=== PROBLEM REQUIREMENTS ===
Please print every line from the one containing "What data populates" through the last line of the records below, exactly as written and nothing more.

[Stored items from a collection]
______________________________

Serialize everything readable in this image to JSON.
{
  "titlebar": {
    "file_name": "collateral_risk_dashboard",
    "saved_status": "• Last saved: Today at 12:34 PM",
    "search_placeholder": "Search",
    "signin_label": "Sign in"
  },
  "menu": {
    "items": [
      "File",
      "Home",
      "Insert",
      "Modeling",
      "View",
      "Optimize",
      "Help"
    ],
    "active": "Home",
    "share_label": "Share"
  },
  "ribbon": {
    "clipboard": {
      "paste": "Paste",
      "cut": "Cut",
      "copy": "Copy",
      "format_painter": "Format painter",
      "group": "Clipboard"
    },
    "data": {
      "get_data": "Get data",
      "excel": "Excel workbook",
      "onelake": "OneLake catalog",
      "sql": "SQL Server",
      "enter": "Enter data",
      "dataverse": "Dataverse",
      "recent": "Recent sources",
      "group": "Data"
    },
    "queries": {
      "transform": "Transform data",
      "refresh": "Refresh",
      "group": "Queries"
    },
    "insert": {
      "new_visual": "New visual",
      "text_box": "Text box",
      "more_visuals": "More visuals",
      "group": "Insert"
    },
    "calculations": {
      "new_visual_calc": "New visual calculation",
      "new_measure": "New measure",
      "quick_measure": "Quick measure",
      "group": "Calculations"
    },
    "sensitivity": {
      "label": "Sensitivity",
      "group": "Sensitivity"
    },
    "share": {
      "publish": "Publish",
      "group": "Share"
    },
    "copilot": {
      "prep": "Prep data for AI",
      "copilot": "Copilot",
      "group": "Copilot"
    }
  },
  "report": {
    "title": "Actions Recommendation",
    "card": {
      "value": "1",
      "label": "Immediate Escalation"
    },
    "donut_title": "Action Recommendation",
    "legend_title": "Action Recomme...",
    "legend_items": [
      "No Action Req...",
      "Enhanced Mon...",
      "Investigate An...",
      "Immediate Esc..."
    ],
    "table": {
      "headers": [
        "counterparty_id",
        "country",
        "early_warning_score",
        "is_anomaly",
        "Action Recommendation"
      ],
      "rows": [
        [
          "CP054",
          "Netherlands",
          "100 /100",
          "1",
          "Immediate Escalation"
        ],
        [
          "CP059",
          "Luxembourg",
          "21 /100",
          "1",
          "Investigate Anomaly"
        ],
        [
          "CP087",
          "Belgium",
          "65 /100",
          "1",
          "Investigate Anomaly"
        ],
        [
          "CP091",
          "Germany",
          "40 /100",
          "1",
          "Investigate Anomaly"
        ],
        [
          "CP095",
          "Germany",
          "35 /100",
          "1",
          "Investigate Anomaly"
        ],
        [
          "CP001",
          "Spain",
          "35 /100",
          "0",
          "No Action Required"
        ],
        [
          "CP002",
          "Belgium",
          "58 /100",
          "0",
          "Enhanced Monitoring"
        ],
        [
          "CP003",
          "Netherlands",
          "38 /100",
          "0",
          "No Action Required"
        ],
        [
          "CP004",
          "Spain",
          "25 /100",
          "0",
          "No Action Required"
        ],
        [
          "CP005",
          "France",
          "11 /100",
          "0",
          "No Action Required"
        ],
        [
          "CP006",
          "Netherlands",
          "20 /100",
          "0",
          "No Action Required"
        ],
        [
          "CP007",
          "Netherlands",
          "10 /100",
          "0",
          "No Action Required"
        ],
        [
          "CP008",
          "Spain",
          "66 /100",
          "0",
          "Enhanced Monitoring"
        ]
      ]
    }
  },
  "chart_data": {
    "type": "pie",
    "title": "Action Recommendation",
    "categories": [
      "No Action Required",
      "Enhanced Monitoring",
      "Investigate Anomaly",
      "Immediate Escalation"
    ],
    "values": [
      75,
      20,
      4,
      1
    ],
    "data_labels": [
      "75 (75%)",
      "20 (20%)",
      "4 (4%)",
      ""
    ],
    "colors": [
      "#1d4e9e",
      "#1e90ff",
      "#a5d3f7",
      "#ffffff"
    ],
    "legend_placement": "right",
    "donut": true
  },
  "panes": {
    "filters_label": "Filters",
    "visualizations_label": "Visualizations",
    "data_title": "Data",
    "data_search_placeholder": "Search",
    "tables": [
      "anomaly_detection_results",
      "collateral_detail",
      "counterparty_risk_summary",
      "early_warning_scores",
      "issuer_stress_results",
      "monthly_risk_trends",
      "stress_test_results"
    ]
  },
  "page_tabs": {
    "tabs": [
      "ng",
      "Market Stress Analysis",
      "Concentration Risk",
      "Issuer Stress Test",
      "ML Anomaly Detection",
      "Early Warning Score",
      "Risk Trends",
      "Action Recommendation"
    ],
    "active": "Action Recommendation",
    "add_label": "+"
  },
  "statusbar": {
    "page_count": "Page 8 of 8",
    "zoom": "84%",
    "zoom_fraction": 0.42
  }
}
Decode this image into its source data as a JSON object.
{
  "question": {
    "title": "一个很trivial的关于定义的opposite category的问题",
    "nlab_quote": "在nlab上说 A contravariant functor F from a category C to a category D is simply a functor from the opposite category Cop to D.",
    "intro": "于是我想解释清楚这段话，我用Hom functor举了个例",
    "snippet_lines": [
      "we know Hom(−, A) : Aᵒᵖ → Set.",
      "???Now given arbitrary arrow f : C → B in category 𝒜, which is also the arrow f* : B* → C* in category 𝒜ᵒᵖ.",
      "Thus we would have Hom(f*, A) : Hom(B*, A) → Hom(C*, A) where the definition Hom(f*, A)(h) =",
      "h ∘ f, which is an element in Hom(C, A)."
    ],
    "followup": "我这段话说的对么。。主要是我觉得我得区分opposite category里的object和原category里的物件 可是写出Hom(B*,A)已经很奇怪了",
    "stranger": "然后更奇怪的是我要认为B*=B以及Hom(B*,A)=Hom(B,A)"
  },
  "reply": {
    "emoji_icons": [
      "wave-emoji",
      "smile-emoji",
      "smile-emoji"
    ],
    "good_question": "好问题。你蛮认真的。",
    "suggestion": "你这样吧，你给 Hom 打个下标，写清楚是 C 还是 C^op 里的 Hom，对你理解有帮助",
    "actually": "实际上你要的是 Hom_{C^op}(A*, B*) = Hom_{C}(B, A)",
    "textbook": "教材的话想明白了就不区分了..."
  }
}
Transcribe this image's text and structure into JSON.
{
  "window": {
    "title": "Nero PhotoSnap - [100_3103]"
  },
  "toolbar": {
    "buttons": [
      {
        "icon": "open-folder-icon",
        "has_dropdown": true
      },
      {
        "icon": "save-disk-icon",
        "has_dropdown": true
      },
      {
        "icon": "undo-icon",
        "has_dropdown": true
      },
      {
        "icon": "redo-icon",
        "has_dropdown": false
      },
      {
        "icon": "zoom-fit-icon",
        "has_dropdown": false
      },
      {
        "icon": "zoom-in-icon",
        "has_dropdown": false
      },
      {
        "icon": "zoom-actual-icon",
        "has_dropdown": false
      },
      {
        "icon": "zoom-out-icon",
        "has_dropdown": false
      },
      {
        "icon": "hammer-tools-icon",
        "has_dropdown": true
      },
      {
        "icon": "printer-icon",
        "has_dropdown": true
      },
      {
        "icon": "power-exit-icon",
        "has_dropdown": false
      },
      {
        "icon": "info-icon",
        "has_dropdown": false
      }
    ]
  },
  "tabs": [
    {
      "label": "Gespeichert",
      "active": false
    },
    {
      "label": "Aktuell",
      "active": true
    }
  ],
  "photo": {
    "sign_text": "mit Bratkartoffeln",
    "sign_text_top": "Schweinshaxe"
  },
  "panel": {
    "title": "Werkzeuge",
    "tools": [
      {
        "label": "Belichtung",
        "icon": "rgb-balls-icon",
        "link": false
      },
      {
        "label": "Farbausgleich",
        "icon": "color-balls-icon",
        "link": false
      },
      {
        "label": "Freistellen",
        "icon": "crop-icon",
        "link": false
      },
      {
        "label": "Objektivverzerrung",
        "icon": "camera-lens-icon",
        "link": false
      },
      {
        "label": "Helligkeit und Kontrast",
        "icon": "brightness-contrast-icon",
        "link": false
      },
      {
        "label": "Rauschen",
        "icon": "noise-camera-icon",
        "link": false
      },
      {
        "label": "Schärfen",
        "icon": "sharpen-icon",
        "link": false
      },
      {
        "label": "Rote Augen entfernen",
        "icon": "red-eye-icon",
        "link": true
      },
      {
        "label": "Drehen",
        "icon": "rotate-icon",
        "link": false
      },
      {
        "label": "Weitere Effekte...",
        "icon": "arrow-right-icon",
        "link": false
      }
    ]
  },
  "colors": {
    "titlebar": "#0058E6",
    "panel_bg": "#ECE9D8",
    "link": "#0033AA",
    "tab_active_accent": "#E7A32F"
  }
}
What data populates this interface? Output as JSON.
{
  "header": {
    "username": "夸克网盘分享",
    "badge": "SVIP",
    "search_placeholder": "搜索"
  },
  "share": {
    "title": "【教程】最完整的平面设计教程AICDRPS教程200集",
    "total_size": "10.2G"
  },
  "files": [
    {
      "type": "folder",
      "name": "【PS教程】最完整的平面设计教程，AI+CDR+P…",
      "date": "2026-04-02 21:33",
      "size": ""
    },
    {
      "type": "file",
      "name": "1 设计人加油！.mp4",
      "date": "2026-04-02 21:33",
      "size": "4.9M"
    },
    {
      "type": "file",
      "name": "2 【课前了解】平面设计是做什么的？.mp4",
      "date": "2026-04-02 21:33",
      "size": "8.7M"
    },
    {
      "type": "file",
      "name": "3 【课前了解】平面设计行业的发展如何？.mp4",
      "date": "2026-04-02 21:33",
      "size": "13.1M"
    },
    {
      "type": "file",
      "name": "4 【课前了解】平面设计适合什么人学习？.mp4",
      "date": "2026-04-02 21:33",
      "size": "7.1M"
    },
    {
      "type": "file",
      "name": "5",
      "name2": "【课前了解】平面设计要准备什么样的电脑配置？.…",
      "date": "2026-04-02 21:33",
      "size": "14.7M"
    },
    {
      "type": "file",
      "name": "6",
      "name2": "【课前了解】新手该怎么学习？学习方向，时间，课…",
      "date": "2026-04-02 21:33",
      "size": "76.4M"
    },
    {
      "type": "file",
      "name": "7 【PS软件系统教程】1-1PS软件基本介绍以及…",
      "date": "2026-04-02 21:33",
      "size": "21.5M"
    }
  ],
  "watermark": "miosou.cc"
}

______________________________

=== REPLY TO THE TASK ===
What data populates this interface? Output as JSON.
{
  "header": {
    "username": "夸克网盘分享",
    "badge": "SVIP",
    "search_placeholder": "搜索"
  },
  "share": {
    "title": "【教程】最完整的平面设计教程AICDRPS教程200集",
    "total_size": "10.2G"
  },
  "files": [
    {
      "type": "folder",
      "name": "【PS教程】最完整的平面设计教程，AI+CDR+P…",
      "date": "2026-04-02 21:33",
      "size": ""
    },
    {
      "type": "file",
      "name": "1 设计人加油！.mp4",
      "date": "2026-04-02 21:33",
      "size": "4.9M"
    },
    {
      "type": "file",
      "name": "2 【课前了解】平面设计是做什么的？.mp4",
      "date": "2026-04-02 21:33",
      "size": "8.7M"
    },
    {
      "type": "file",
      "name": "3 【课前了解】平面设计行业的发展如何？.mp4",
      "date": "2026-04-02 21:33",
      "size": "13.1M"
    },
    {
      "type": "file",
      "name": "4 【课前了解】平面设计适合什么人学习？.mp4",
      "date": "2026-04-02 21:33",
      "size": "7.1M"
    },
    {
      "type": "file",
      "name": "5",
      "name2": "【课前了解】平面设计要准备什么样的电脑配置？.…",
      "date": "2026-04-02 21:33",
      "size": "14.7M"
    },
    {
      "type": "file",
      "name": "6",
      "name2": "【课前了解】新手该怎么学习？学习方向，时间，课…",
      "date": "2026-04-02 21:33",
      "size": "76.4M"
    },
    {
      "type": "file",
      "name": "7 【PS软件系统教程】1-1PS软件基本介绍以及…",
      "date": "2026-04-02 21:33",
      "size": "21.5M"
    }
  ],
  "watermark": "miosou.cc"
}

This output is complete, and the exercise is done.